[START]

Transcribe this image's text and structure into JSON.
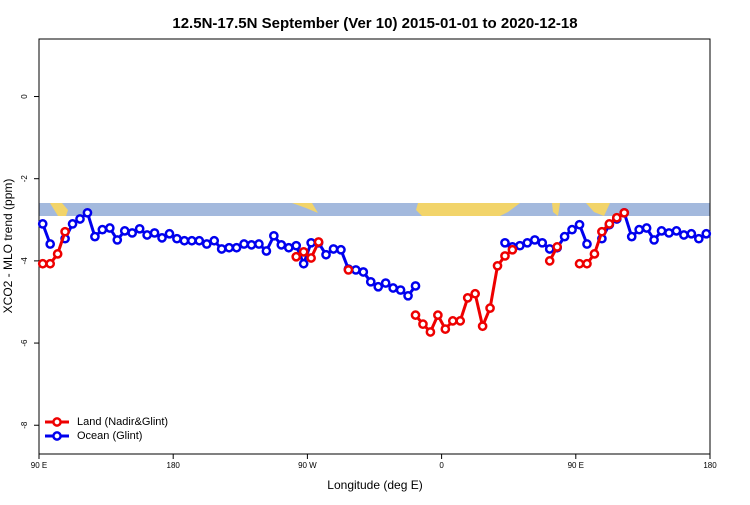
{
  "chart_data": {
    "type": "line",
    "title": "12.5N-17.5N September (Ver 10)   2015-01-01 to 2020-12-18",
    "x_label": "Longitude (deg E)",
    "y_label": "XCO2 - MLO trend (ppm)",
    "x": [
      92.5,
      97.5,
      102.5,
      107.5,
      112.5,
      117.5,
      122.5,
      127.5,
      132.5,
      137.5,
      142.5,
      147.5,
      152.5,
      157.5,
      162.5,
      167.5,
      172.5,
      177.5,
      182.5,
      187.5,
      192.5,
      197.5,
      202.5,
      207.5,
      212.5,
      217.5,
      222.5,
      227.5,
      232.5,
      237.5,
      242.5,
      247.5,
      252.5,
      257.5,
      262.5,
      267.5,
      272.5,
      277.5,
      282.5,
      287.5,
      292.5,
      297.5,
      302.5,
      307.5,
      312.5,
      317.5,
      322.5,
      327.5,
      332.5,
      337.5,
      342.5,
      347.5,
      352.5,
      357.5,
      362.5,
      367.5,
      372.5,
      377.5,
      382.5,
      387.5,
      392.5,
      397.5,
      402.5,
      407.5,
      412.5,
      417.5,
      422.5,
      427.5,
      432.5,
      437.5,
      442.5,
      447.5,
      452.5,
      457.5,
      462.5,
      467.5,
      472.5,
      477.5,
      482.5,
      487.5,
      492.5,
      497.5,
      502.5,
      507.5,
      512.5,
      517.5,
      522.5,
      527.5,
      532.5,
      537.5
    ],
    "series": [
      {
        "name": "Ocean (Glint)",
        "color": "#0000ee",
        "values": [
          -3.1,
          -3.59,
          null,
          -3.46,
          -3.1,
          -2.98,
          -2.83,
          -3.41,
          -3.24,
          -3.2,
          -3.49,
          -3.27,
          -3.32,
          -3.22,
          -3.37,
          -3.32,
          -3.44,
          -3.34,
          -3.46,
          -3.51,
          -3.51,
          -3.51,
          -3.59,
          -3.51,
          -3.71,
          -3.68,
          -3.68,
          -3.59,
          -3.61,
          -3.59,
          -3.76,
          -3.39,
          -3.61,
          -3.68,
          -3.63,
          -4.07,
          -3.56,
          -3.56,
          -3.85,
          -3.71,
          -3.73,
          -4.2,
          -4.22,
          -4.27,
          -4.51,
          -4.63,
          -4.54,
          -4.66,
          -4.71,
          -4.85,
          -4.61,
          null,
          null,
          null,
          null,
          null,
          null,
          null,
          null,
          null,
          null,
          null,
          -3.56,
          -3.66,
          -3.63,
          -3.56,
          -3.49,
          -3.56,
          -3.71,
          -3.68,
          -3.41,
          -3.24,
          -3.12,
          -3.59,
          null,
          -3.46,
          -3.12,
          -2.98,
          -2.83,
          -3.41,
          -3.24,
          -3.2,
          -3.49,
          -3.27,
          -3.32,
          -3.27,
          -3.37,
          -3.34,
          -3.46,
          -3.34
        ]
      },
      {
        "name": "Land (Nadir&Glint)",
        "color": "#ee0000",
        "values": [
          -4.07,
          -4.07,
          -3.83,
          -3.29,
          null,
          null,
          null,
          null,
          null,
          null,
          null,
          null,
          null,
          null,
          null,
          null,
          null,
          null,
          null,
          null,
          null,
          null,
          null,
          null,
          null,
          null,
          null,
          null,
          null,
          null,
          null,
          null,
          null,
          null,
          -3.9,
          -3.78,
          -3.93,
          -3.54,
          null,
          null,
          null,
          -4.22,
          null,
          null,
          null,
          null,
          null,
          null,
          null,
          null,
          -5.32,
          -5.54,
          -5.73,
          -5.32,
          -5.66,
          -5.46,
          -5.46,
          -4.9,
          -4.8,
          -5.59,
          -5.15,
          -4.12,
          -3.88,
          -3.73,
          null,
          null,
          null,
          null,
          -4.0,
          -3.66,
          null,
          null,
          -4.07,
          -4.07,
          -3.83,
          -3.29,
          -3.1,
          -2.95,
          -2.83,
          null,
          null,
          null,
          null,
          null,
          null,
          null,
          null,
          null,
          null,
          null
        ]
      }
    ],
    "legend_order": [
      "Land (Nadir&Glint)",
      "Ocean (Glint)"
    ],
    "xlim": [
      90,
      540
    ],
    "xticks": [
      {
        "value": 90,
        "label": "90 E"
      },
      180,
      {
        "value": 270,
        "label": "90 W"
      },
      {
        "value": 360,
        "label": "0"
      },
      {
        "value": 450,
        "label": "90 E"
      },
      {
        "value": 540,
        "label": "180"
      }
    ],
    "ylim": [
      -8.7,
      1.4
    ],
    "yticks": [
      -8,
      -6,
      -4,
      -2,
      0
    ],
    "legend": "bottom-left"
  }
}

[END]

*Do this*: Of the lines in the records, how many contain the word "Land"? Answer with the number and nothing else.

*Complete output*: 2